▼

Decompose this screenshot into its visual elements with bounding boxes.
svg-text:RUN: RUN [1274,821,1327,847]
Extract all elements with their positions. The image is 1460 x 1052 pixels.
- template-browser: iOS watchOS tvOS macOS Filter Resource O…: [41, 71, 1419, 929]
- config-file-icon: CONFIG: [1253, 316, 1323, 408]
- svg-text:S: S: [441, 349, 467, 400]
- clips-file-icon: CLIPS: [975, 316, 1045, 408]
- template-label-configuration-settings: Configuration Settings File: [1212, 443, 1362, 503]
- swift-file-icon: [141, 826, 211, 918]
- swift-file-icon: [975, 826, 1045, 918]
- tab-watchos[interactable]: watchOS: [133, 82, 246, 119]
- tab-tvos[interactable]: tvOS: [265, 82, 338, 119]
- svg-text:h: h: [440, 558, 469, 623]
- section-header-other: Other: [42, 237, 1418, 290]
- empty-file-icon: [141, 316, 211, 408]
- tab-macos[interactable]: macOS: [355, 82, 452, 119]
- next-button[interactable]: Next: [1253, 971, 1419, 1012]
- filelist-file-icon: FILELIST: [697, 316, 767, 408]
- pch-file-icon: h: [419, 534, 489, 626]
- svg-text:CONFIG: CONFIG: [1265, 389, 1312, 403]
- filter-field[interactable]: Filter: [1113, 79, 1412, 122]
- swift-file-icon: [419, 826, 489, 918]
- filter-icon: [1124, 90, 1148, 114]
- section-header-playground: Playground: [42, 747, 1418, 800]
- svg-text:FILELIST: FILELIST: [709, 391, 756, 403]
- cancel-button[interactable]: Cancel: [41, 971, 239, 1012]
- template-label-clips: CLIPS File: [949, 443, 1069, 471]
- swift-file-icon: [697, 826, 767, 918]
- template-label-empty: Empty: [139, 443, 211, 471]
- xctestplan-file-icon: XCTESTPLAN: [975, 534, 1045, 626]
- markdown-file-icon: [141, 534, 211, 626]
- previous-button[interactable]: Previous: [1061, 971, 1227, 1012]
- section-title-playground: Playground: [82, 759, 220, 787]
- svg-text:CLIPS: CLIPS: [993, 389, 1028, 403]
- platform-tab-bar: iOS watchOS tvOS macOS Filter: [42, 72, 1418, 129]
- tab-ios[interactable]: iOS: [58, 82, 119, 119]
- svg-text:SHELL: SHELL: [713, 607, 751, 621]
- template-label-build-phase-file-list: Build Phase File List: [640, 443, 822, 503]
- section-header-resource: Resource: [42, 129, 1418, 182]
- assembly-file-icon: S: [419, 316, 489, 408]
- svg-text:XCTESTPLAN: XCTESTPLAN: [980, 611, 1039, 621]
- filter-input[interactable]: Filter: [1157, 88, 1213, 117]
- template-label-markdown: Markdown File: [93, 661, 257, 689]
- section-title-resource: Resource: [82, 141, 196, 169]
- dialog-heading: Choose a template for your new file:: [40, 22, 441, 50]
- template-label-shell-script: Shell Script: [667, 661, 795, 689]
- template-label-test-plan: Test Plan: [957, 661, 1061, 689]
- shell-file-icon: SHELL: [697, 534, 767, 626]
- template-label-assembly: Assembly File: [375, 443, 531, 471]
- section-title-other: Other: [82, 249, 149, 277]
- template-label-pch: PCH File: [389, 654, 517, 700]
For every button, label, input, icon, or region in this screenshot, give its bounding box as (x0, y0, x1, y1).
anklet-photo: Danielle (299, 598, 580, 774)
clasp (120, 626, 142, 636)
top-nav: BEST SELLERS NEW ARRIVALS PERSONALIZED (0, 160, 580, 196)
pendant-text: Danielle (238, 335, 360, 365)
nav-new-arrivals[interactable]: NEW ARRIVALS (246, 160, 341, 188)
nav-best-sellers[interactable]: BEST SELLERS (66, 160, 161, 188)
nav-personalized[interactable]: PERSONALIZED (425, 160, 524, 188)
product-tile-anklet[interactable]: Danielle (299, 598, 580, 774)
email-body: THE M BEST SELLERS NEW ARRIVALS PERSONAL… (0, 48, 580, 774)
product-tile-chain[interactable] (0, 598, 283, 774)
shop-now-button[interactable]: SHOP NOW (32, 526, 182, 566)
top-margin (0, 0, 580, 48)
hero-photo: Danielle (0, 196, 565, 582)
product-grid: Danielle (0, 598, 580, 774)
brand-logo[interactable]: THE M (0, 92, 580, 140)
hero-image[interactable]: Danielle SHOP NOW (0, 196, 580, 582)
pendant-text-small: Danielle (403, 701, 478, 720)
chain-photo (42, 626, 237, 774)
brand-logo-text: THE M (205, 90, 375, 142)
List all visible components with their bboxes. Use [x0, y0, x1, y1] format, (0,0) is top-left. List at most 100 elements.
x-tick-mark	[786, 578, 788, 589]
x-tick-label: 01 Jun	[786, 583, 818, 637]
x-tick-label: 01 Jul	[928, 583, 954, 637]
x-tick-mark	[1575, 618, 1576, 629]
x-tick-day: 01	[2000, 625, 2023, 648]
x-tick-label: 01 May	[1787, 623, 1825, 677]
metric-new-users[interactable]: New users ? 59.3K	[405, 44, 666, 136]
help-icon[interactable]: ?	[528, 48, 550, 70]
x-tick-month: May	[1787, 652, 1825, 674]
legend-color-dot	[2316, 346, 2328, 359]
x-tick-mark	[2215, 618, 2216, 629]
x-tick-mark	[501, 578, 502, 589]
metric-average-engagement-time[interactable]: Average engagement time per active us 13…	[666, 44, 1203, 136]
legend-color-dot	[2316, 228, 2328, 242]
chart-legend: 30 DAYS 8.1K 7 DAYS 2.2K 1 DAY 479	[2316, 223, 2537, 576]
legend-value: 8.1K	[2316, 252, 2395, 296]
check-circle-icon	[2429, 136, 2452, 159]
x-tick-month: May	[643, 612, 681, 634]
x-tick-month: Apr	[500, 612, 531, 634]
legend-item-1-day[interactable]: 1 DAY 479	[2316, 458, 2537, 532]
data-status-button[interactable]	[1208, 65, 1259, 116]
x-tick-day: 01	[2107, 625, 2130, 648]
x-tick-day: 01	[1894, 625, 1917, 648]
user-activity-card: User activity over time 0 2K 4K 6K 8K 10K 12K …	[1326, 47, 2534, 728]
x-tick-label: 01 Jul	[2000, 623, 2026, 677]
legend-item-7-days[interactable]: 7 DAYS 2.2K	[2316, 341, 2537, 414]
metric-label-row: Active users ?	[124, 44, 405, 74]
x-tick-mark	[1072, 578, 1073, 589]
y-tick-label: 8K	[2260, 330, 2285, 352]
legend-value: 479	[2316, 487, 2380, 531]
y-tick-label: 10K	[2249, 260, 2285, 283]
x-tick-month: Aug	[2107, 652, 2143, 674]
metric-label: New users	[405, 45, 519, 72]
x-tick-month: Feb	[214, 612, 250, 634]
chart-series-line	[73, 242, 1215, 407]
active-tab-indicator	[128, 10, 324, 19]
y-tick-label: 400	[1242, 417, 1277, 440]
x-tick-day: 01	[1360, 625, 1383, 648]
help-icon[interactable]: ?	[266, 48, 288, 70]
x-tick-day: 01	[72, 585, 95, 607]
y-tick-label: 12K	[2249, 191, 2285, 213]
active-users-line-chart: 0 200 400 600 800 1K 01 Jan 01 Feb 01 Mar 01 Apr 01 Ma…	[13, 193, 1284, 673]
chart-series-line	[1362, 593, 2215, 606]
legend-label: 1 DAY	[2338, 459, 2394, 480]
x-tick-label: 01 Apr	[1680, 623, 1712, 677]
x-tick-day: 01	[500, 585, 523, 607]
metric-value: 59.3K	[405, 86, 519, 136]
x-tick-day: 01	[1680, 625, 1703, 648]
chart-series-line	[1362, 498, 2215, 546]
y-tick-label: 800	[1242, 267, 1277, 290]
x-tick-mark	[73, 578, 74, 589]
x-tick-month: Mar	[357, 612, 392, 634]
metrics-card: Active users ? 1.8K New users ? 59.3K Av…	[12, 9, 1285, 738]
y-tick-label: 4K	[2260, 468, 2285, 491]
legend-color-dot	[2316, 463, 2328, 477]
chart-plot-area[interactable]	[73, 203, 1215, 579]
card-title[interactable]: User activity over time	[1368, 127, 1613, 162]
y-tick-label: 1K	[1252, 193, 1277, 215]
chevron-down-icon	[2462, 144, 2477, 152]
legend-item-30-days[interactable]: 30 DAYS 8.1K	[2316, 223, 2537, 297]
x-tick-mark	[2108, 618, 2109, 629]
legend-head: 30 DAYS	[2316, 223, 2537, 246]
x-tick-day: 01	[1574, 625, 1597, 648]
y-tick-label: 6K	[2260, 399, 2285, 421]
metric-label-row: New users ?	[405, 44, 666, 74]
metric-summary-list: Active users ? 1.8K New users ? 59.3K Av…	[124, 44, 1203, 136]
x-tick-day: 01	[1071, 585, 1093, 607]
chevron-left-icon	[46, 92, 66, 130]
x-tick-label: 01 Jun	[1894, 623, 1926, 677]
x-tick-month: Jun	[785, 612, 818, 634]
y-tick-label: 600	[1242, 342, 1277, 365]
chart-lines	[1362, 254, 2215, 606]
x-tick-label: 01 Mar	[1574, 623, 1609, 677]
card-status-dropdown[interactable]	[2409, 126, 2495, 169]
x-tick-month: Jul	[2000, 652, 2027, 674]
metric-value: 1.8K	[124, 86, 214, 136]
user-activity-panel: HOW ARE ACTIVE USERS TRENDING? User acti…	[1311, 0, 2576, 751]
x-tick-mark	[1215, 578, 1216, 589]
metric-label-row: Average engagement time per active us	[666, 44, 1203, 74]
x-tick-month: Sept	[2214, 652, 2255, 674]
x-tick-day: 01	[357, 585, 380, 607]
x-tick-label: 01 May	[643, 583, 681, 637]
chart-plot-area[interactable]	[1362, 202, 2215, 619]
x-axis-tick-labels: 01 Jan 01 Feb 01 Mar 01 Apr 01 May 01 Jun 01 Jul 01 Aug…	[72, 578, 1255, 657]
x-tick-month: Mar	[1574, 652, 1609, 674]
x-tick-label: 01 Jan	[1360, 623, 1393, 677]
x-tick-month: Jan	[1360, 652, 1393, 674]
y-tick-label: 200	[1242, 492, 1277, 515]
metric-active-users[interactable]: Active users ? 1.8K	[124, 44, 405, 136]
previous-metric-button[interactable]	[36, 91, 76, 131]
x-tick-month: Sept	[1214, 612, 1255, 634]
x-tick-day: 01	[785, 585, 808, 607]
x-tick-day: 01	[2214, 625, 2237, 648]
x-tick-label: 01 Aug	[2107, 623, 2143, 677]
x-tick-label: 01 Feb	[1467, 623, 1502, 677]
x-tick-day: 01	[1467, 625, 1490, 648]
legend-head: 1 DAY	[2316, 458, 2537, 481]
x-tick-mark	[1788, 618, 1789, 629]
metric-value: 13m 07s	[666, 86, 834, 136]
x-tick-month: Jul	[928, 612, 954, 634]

▲

■ **CHALLENGE**
Print the lines above word for word, from the very first one through the line containing "- config-file-icon: CONFIG: [1253, 316, 1323, 408]", including both ends.

■ **WRITTEN ANSWER**
Decompose this screenshot into its visual elements with bounding boxes.
svg-text:RUN: RUN [1274,821,1327,847]
Extract all elements with their positions. The image is 1460 x 1052 pixels.
- template-browser: iOS watchOS tvOS macOS Filter Resource O…: [41, 71, 1419, 929]
- config-file-icon: CONFIG: [1253, 316, 1323, 408]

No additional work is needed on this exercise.